◆ What you need to do
1. Answer these questions from the captions on Zimbabwe:
(a) Who is credited with the photo of the bus outside the party headquarters?
(b) What did the placard carried by the protesters in the car say?
(c) Where in Harare was the demonstration of tens of thousands held?
2. List every person named in the captions on Zimbabwe.
3. Add the next passage to the captions on Zimbabwe, following on from the last one shown.

A bus belonging to the Zanu pf party is parked outside the party headquarters in Harare, Zimbabwe Sunday, Nov. 19, 2017. Clinging to his now virtually powerless post, longtime Zimbabwe President Robert Mugabe on Sunday was set to discuss his expected exit with the army commander who put him under house arrest, while the ruling party prepared to recall the world’s oldest head of state as its leader. (AP Photo/Tsvangirayi Mukwazhi)

Members of the ZANU PF Central Committee attend a meeting at the party headquarters in Harare, Sunday Nov, 19, 2017. A day after huge crowds rallied peacefully in the capital, Harare, for the 93 year old Mugabe to go, the ruling party’s Central Committee is meeting on demands by provincial branches to recall President Robert Mugabe as party leader. (AP Photo/Tsvangirayi Mukwazhi)

Protesters demanding President Robert Mugabe stand down ride in the back of a car with a placard “Rest in peace Mugabe” as they drive towards State House in Harare, Zimbabwe Saturday, Nov. 18, 2017. In a euphoric gathering that just days ago would have drawn a police crackdown, crowds marched through Zimbabwe’s capital on Saturday to demand the departure of President Robert Mugabe, one of Africa’s last remaining liberation leaders, after nearly four decades in power. (AP Photo/Ben Curtis)

A happy protester pulls a face as he and others stand under a large national flag, at a demonstration of tens of thousands at Zimbabwe Grounds in Harare, Zimbabwe Saturday, Nov. 18, 2017. Opponents of Mugabe are demonstrating for the ouster of the 93-year-old leader who is virtually powerless and deserted by most of his allies. (AP Photo/Ben Curtis)

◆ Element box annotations
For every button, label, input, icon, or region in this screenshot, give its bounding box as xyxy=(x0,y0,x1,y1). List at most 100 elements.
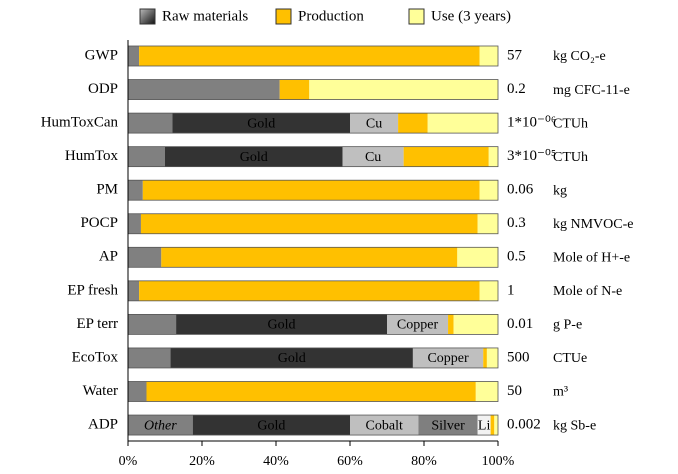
bar-segment xyxy=(398,113,428,134)
total-label: 0.002 xyxy=(507,416,541,432)
segment-label: Copper xyxy=(397,318,439,333)
bar-segment xyxy=(448,314,454,335)
segment-label: Gold xyxy=(247,116,275,131)
bar-segment xyxy=(128,247,162,268)
bar-segment xyxy=(350,113,399,134)
bar-segment xyxy=(128,113,173,134)
bar-segment xyxy=(128,180,143,201)
total-label: 0.2 xyxy=(507,81,526,97)
bar-segment xyxy=(475,381,498,402)
bar-segment xyxy=(128,46,140,66)
bar-segment xyxy=(192,415,350,436)
bar-segment xyxy=(176,314,387,335)
bar-segment xyxy=(387,314,449,335)
row-label: Water xyxy=(83,383,118,399)
unit-label: mg CFC-11-e xyxy=(553,83,630,98)
bar-segment xyxy=(479,46,498,66)
bar-segment xyxy=(477,213,498,234)
bar-segment xyxy=(490,415,495,436)
total-label: 0.06 xyxy=(507,182,534,198)
unit-label: kg CO₂-e xyxy=(553,49,606,64)
total-label: 0.01 xyxy=(507,316,533,332)
x-tick-label: 100% xyxy=(482,454,515,469)
segment-label: Gold xyxy=(240,150,268,165)
row-label: HumToxCan xyxy=(41,115,119,131)
bar-segment xyxy=(161,247,458,268)
bar-segment xyxy=(279,79,310,100)
bar-segment xyxy=(172,113,350,134)
unit-label: m³ xyxy=(553,385,568,400)
total-label: 500 xyxy=(507,349,530,365)
unit-label: kg NMVOC-e xyxy=(553,217,634,232)
bar-segment xyxy=(427,113,498,134)
legend-label: Production xyxy=(298,8,364,24)
row-label: EcoTox xyxy=(72,349,119,365)
total-label: 1 xyxy=(507,282,515,298)
row-label: ODP xyxy=(88,81,118,97)
row-label: EP fresh xyxy=(67,282,118,298)
segment-label: Other xyxy=(144,418,177,433)
bar-segment xyxy=(142,180,480,201)
bar-segment xyxy=(457,247,498,268)
bar-segment xyxy=(165,146,343,167)
segment-label: Copper xyxy=(427,351,469,366)
bar-segment xyxy=(412,347,484,368)
unit-label: kg xyxy=(553,183,567,198)
bar-segment xyxy=(139,46,480,66)
bar-segment xyxy=(140,213,478,234)
segment-label: Gold xyxy=(268,318,296,333)
bar-segment xyxy=(128,79,280,100)
bar-segment xyxy=(128,213,141,234)
bar-segment xyxy=(309,79,498,100)
total-label: 50 xyxy=(507,383,522,399)
row-label: PM xyxy=(96,182,118,198)
row-label: GWP xyxy=(85,47,118,63)
unit-label: Mole of N-e xyxy=(553,284,622,299)
bar-segment xyxy=(128,415,193,436)
total-label: 0.5 xyxy=(507,249,526,265)
bar-segment xyxy=(477,415,491,436)
legend-swatch xyxy=(139,8,156,25)
bar-segment xyxy=(128,347,171,368)
total-label: 57 xyxy=(507,47,523,63)
bar-segment xyxy=(418,415,478,436)
bar-segment xyxy=(403,146,489,167)
bar-segment xyxy=(128,280,140,301)
unit-label: Mole of H+-e xyxy=(553,251,630,266)
bar-segment xyxy=(170,347,413,368)
bar-segment xyxy=(488,146,498,167)
legend-label: Raw materials xyxy=(162,8,248,24)
row-label: EP terr xyxy=(76,316,118,332)
segment-label: Cu xyxy=(365,150,381,165)
x-tick-label: 0% xyxy=(119,454,138,469)
x-tick-label: 40% xyxy=(263,454,289,469)
segment-label: Gold xyxy=(257,418,285,433)
bar-segment xyxy=(146,381,476,402)
unit-label: CTUh xyxy=(553,150,588,165)
bar-segment xyxy=(350,415,419,436)
bar-segment xyxy=(479,280,498,301)
legend-swatch xyxy=(408,8,425,25)
bar-segment xyxy=(483,347,487,368)
total-label: 3*10⁻⁰⁵ xyxy=(507,148,556,164)
legend-label: Use (3 years) xyxy=(431,8,511,24)
bar-segment xyxy=(128,381,147,402)
bar-segment xyxy=(139,280,480,301)
segment-label: Cu xyxy=(366,116,382,131)
segment-label: Li xyxy=(478,418,491,433)
unit-label: CTUe xyxy=(553,351,587,366)
bar-segment xyxy=(342,146,404,167)
bar-segment xyxy=(128,146,165,167)
x-tick-label: 20% xyxy=(189,454,215,469)
bar-segment xyxy=(479,180,498,201)
unit-label: g P-e xyxy=(553,318,582,333)
bar-segment xyxy=(494,415,498,436)
unit-label: CTUh xyxy=(553,116,588,131)
row-label: ADP xyxy=(88,416,118,432)
row-label: HumTox xyxy=(65,148,119,164)
unit-label: kg Sb-e xyxy=(553,418,596,433)
bar-segment xyxy=(486,347,498,368)
total-label: 1*10⁻⁰⁶ xyxy=(507,115,556,131)
bar-segment xyxy=(128,314,177,335)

◆ Outputs for the tasks
1.
(a) Tsvangirayi Mukwazhi
(b) "Rest in peace Mugabe"
(c) Zimbabwe Grounds

2. Robert Mugabe, Tsvangirayi Mukwazhi, Ben Curtis

3.
Zimbabwean soldiers bump fists with joyful protesters thanking them near Zimbabwe Grounds in Harare, Zimbabwe Saturday, Nov. 18, 2017. Opponents of Mugabe are demonstrating for the ouster of the 93-year-old leader who is virtually powerless and deserted by most of his allies. Writing in Shona on poster refers to Mugabe in a respectful way saying “Go and rest now”. (AP Photo/Ben Curtis)

A crowd of thousands of protesters demanding President Robert Mugabe stand down gather in front of an army cordon on the road leading to State House in Harare, Zimbabwe Saturday, Nov. 18, 2017. In a euphoric gathering that just days ago would have drawn a police crackdown, crowds marched through Zimbabwe’s capital on Saturday to demand the departure of President Robert Mugabe, one of Africa’s last remaining liberation leaders, after nearly four decades in power. (AP Photo/Ben Curtis)

HARARE, Zimbabwe (AP) — Zimbabwe’s ruling party Central Committee fired longtime President Robert Mugabe as party leader Sunday, saying if he doesn’t resign as the country’s leader by noon Monday it will begin impeachment proceedings when Parliament resumes the following day.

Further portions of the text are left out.